* Task prompt: Reply with one number: the count of lines in the listing that contain the string "hours".

* Exercise input:
◇ ◇ ◇

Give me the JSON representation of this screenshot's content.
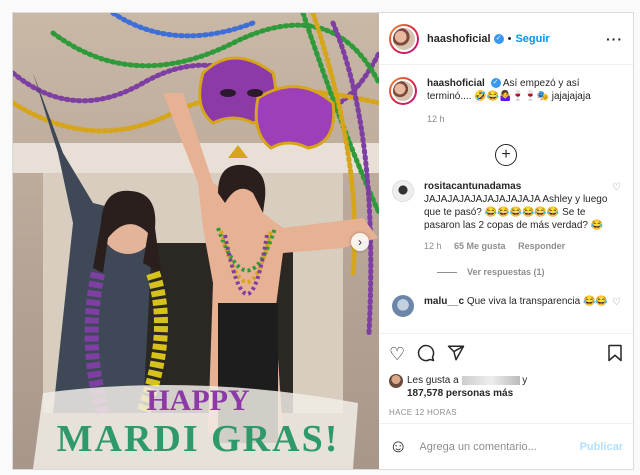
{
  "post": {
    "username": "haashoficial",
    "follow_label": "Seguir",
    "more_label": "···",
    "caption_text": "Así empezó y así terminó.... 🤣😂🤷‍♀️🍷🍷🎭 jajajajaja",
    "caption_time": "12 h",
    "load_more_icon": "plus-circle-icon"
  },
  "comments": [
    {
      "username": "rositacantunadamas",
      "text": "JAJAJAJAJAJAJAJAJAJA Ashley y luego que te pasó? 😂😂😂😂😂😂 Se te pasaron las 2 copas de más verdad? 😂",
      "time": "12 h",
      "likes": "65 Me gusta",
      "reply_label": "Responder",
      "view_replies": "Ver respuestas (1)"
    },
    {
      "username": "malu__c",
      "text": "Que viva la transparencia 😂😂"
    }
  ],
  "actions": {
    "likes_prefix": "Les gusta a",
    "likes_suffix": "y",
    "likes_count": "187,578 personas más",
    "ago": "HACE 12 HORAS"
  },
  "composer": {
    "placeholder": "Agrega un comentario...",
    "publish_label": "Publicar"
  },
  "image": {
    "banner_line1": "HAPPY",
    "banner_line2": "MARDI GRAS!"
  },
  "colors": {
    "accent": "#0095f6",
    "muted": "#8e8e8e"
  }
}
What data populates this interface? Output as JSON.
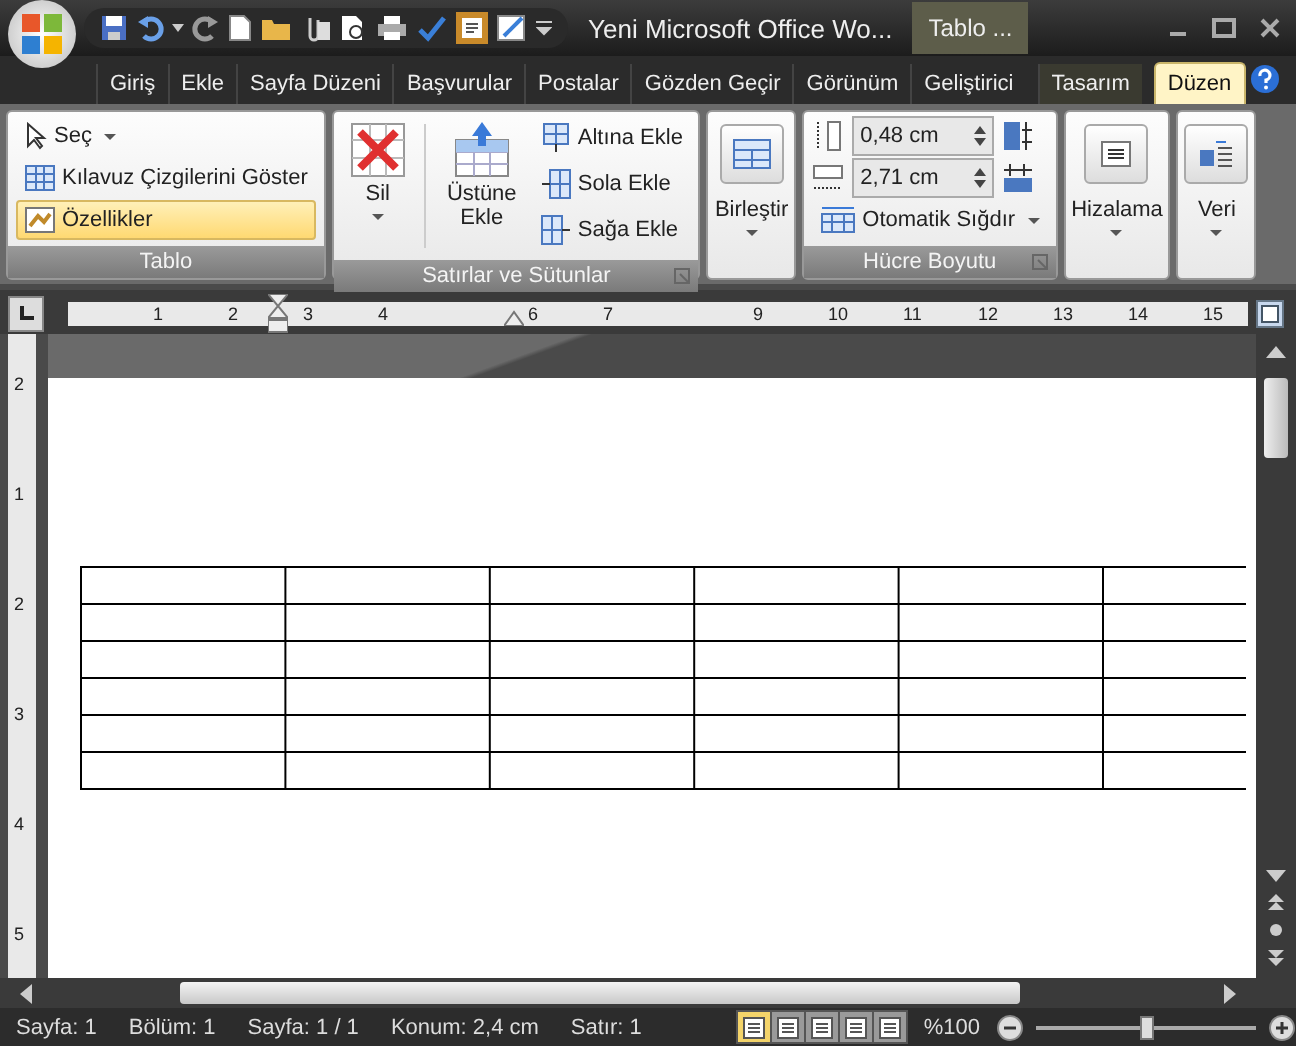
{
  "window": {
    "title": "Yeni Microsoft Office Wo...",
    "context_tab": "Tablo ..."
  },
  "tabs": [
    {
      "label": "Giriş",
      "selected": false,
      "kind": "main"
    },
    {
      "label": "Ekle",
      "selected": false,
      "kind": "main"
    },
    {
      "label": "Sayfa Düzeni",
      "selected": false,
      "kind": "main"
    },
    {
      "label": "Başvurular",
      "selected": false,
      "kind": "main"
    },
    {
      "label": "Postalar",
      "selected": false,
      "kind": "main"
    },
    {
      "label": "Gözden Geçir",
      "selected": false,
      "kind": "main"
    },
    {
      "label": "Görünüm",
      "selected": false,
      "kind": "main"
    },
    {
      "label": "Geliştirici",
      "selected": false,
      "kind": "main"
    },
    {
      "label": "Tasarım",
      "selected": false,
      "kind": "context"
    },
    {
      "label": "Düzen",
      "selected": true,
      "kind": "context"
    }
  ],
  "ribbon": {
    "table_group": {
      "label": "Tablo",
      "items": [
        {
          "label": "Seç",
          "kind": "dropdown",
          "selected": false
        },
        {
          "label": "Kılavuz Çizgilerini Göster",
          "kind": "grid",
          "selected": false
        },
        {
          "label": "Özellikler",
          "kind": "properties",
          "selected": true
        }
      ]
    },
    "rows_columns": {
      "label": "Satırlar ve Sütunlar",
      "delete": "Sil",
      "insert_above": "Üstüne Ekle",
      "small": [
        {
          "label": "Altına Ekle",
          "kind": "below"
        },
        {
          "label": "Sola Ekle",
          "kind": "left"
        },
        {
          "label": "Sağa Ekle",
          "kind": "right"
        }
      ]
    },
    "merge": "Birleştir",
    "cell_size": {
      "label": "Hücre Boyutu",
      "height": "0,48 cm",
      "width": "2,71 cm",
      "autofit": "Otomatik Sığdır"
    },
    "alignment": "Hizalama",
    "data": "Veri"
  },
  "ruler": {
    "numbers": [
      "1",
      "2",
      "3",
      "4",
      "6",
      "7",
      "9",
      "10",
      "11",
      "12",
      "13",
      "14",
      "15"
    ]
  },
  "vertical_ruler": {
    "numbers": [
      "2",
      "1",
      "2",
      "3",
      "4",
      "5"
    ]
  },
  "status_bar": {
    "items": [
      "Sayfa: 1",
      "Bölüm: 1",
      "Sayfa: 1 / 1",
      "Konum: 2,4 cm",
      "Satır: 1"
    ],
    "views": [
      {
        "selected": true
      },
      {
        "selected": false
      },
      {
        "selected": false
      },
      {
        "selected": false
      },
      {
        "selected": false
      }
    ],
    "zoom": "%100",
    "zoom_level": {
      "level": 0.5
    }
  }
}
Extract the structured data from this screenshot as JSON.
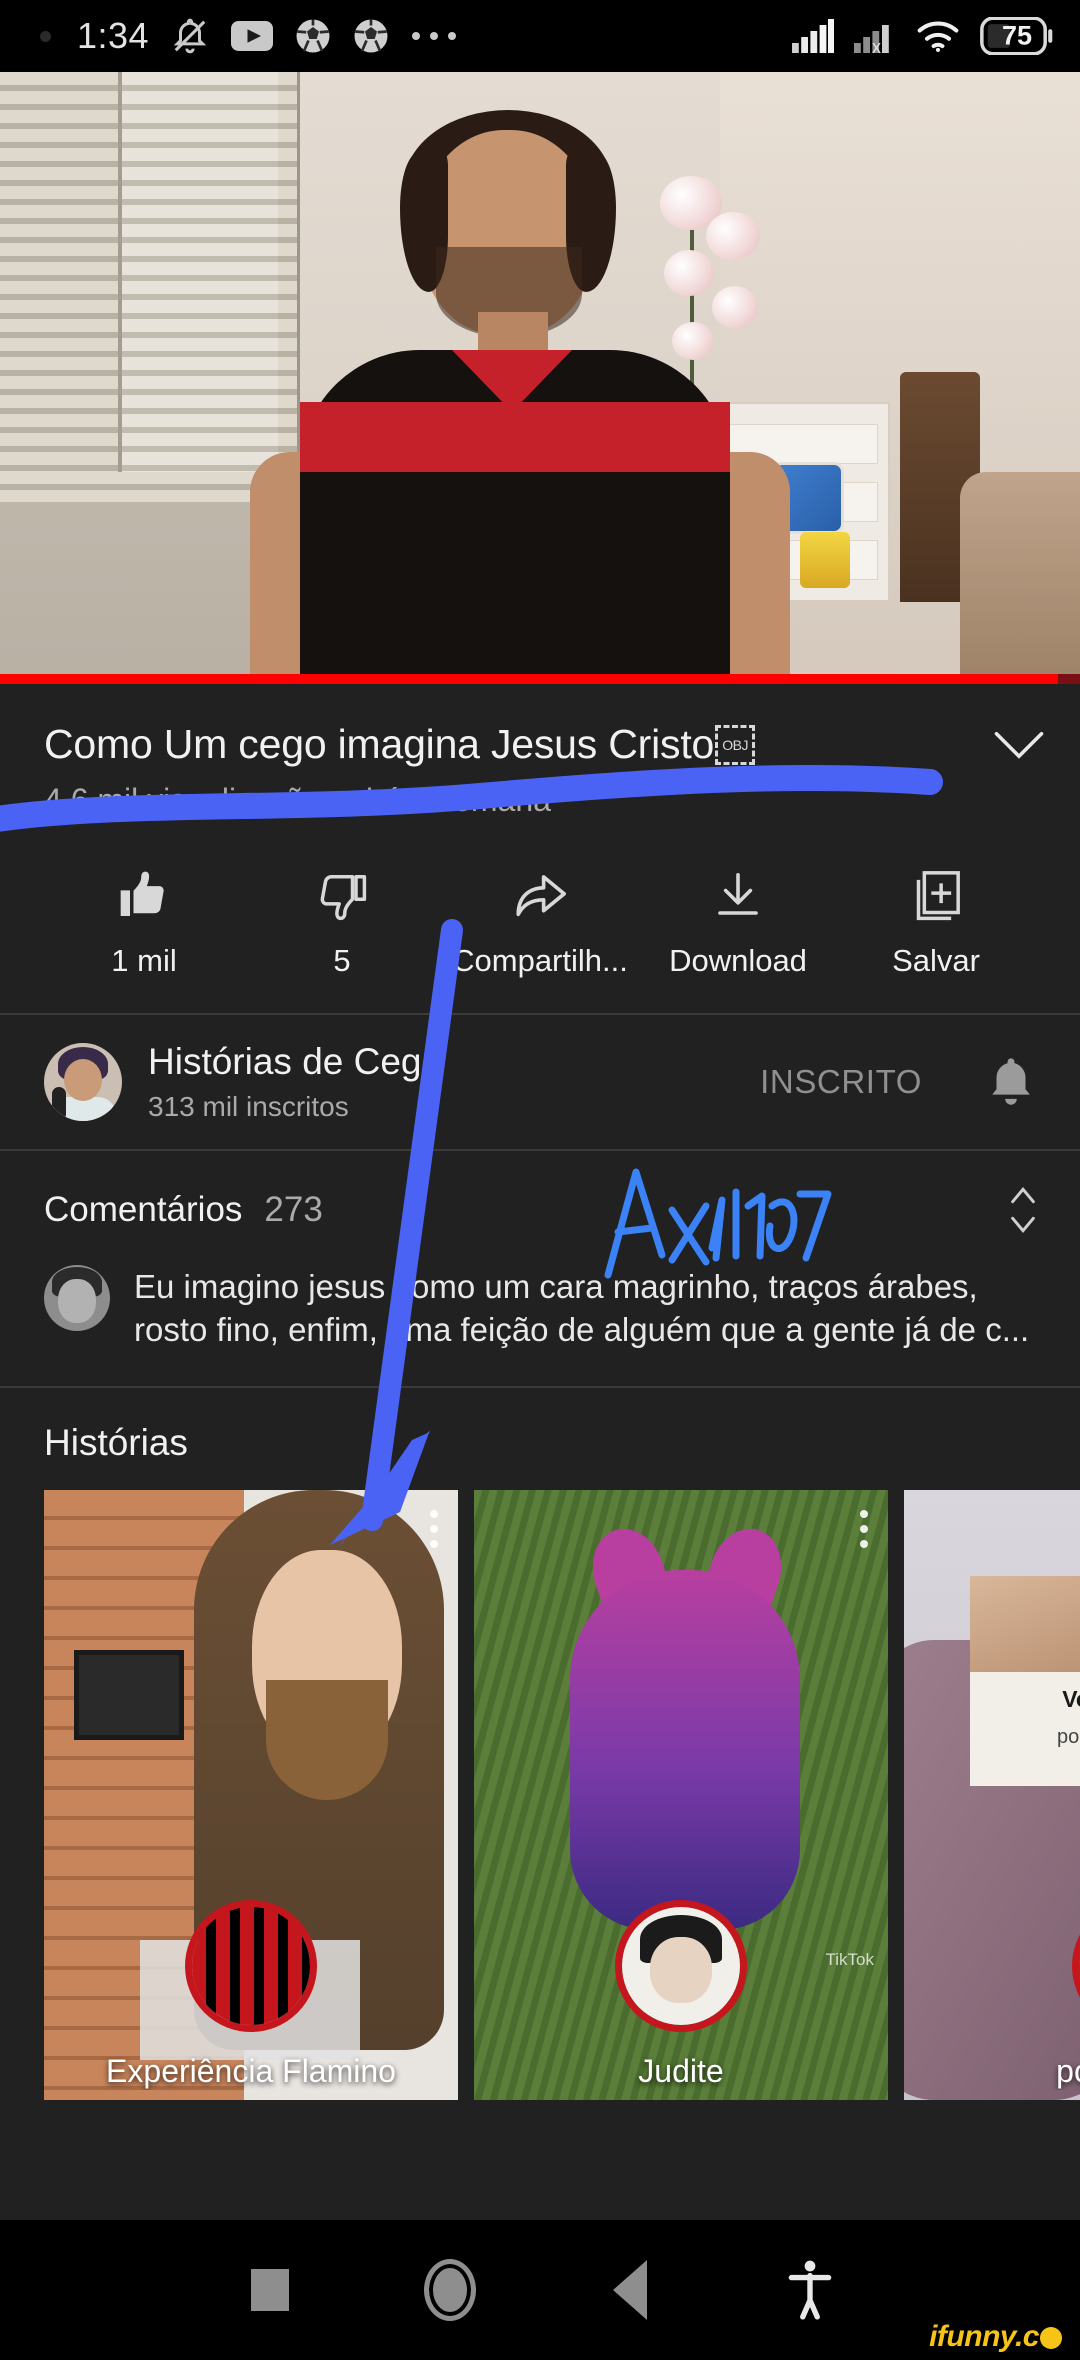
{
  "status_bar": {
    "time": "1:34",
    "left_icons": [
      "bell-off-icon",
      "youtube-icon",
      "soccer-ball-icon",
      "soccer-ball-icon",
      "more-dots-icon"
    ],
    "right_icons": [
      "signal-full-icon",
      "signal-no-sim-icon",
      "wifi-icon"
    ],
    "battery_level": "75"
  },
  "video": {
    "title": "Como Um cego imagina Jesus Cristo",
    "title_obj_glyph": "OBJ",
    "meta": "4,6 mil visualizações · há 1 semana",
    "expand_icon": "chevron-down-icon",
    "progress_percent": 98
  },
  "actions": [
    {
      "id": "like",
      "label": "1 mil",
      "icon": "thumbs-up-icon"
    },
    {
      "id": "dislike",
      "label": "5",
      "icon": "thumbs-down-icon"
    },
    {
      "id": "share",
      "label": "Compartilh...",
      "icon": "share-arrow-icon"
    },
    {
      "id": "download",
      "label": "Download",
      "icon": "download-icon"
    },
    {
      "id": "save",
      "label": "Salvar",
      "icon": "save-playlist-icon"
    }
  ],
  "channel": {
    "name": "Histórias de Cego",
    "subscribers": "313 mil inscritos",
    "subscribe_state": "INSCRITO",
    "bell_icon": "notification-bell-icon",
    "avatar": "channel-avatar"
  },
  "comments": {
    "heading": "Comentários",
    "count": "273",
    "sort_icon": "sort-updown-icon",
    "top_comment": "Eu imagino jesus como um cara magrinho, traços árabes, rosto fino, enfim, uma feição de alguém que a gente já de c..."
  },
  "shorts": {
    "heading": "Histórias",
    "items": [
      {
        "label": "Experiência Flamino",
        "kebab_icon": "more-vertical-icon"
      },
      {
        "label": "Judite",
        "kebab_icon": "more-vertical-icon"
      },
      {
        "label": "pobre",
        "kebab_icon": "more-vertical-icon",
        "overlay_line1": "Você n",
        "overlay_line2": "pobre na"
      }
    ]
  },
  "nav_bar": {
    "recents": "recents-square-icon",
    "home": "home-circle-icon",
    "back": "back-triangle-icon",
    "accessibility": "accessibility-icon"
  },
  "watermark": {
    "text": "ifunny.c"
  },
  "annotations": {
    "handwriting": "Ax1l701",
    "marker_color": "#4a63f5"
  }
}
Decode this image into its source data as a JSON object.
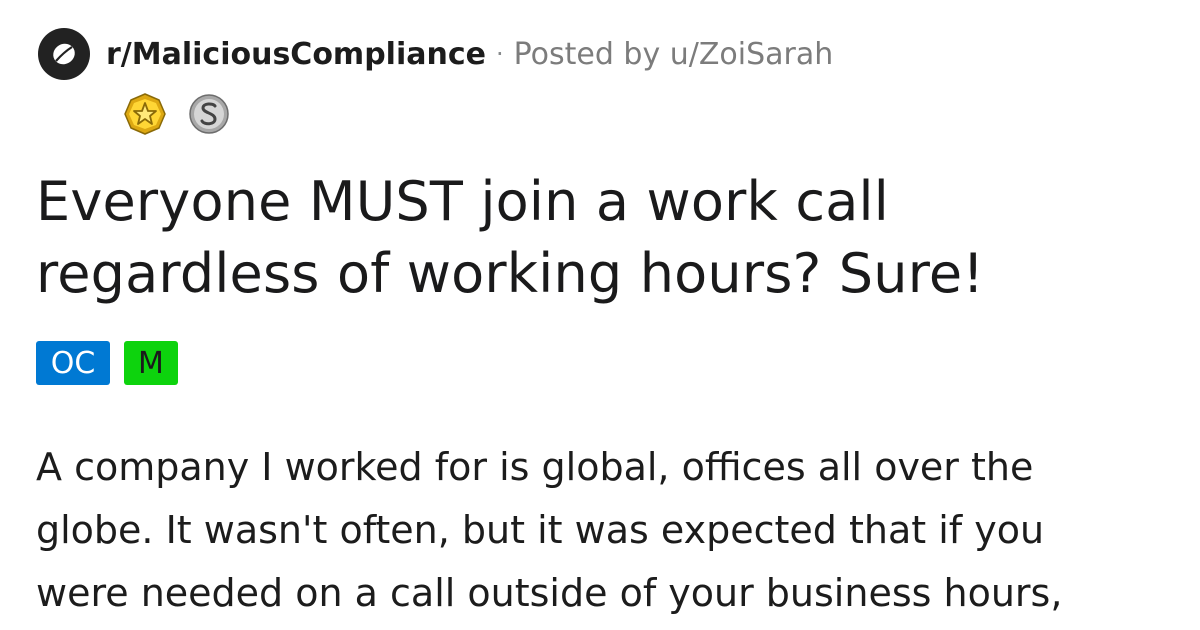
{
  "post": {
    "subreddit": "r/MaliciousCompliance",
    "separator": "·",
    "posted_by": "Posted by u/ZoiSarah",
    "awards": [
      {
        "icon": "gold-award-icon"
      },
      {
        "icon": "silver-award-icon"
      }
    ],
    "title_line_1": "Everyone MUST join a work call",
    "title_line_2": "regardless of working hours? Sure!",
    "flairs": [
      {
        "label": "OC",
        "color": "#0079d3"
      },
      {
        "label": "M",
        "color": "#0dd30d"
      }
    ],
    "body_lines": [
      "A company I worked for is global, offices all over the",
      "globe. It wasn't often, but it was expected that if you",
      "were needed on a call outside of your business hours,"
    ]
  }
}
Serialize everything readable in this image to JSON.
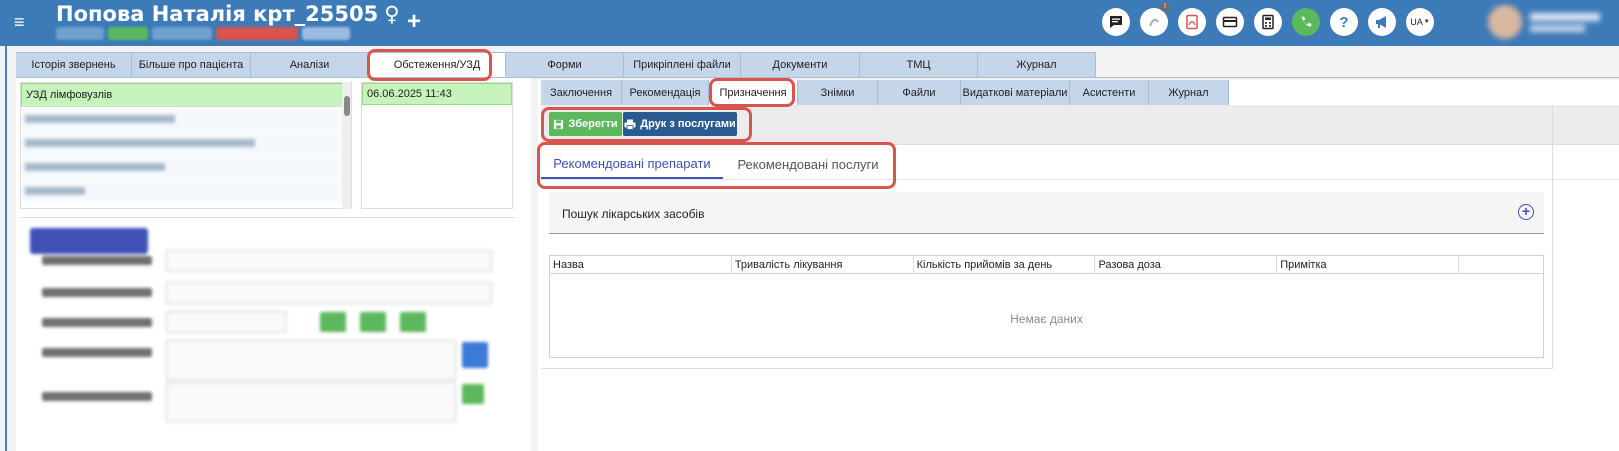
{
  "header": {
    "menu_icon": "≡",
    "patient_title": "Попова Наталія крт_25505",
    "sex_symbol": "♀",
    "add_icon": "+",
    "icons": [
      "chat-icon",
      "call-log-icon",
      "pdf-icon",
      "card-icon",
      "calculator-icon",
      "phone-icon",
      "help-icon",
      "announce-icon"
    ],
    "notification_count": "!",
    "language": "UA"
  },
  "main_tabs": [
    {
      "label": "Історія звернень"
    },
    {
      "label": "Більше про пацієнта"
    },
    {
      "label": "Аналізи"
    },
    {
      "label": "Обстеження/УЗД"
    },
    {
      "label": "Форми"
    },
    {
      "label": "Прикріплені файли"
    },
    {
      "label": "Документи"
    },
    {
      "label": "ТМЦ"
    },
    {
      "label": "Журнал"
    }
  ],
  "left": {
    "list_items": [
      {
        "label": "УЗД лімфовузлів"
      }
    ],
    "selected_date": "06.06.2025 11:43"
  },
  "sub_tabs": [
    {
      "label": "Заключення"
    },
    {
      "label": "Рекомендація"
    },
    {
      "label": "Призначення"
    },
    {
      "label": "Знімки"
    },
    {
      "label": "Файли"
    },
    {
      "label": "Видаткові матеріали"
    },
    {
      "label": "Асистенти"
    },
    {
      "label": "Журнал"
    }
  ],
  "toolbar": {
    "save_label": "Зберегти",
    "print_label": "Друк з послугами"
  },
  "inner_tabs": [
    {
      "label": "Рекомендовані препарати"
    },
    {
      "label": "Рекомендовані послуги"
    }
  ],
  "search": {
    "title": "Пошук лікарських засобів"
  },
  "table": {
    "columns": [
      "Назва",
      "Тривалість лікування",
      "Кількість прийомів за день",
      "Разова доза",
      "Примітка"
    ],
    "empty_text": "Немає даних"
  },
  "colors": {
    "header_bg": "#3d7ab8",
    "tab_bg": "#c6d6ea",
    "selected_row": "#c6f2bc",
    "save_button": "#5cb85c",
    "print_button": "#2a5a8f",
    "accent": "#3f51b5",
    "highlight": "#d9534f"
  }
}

◇ ◇ ◇

* Answer for this exercise: 2